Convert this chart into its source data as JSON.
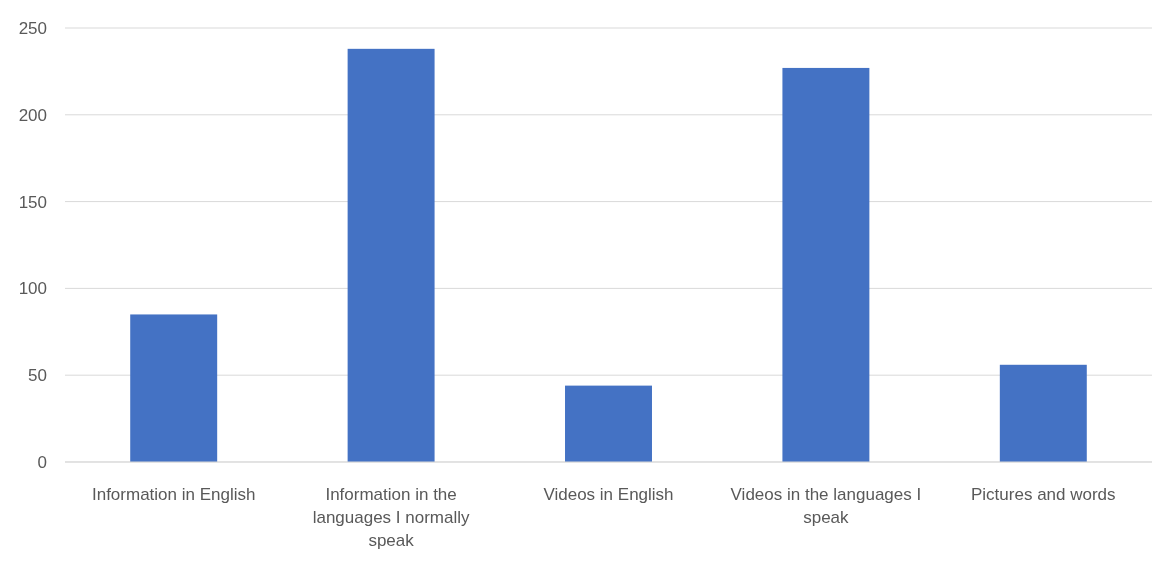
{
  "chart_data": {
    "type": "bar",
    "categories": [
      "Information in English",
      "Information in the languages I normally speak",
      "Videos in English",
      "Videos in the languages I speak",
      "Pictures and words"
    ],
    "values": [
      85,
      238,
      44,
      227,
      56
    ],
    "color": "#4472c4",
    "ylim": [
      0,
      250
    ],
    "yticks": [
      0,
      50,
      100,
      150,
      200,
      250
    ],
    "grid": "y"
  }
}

=-=-=

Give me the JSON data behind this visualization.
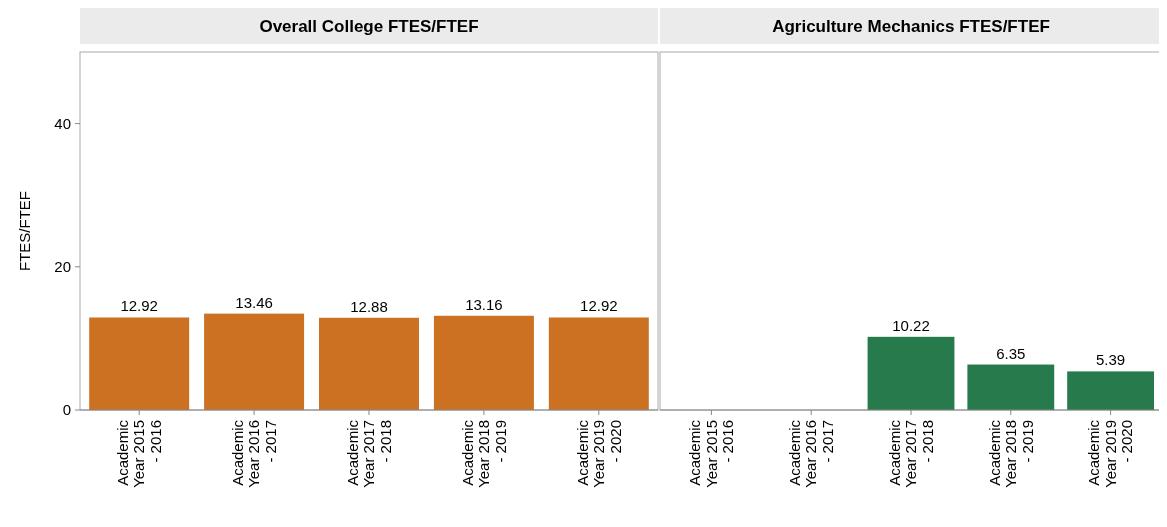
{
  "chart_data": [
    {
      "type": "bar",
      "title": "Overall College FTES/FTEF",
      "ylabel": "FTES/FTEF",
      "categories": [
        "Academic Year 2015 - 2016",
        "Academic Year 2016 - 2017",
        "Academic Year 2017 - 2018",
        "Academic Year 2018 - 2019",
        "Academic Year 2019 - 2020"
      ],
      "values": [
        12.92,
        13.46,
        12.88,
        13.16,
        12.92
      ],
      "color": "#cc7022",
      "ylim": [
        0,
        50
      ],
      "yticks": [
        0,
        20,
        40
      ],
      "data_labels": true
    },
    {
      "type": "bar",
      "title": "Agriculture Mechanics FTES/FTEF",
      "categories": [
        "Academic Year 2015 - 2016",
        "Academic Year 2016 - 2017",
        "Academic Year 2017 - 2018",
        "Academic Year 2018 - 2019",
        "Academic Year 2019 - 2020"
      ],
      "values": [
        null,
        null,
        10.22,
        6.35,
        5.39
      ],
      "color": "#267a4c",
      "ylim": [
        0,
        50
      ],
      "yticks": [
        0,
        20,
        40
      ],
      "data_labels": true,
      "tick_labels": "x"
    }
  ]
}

=-=-=

Give the count of lines in the data shown above that contain "FTES", and nothing else.

In response. 3